## [Challenge]
Copy out all the entries word for word.

## [Data section]

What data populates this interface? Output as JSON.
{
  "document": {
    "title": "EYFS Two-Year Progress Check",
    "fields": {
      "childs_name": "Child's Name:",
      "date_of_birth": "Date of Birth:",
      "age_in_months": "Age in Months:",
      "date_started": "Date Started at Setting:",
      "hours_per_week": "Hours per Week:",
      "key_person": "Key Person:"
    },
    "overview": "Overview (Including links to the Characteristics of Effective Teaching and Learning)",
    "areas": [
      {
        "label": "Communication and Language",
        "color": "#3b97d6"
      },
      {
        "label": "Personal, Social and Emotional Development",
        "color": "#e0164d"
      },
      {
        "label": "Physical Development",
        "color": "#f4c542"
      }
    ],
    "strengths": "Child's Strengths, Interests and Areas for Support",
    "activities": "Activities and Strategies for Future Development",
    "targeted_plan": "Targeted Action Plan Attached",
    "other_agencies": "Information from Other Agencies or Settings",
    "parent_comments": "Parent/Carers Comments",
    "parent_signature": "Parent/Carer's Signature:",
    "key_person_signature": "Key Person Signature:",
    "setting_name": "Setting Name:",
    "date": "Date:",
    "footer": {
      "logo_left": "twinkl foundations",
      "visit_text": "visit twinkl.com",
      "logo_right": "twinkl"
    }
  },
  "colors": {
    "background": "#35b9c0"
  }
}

## [Exercise response]
What data populates this interface? Output as JSON.
{
  "document": {
    "title": "EYFS Two-Year Progress Check",
    "fields": {
      "childs_name": "Child's Name:",
      "date_of_birth": "Date of Birth:",
      "age_in_months": "Age in Months:",
      "date_started": "Date Started at Setting:",
      "hours_per_week": "Hours per Week:",
      "key_person": "Key Person:"
    },
    "overview": "Overview (Including links to the Characteristics of Effective Teaching and Learning)",
    "areas": [
      {
        "label": "Communication and Language",
        "color": "#3b97d6"
      },
      {
        "label": "Personal, Social and Emotional Development",
        "color": "#e0164d"
      },
      {
        "label": "Physical Development",
        "color": "#f4c542"
      }
    ],
    "strengths": "Child's Strengths, Interests and Areas for Support",
    "activities": "Activities and Strategies for Future Development",
    "targeted_plan": "Targeted Action Plan Attached",
    "other_agencies": "Information from Other Agencies or Settings",
    "parent_comments": "Parent/Carers Comments",
    "parent_signature": "Parent/Carer's Signature:",
    "key_person_signature": "Key Person Signature:",
    "setting_name": "Setting Name:",
    "date": "Date:",
    "footer": {
      "logo_left": "twinkl foundations",
      "visit_text": "visit twinkl.com",
      "logo_right": "twinkl"
    }
  },
  "colors": {
    "background": "#35b9c0"
  }
}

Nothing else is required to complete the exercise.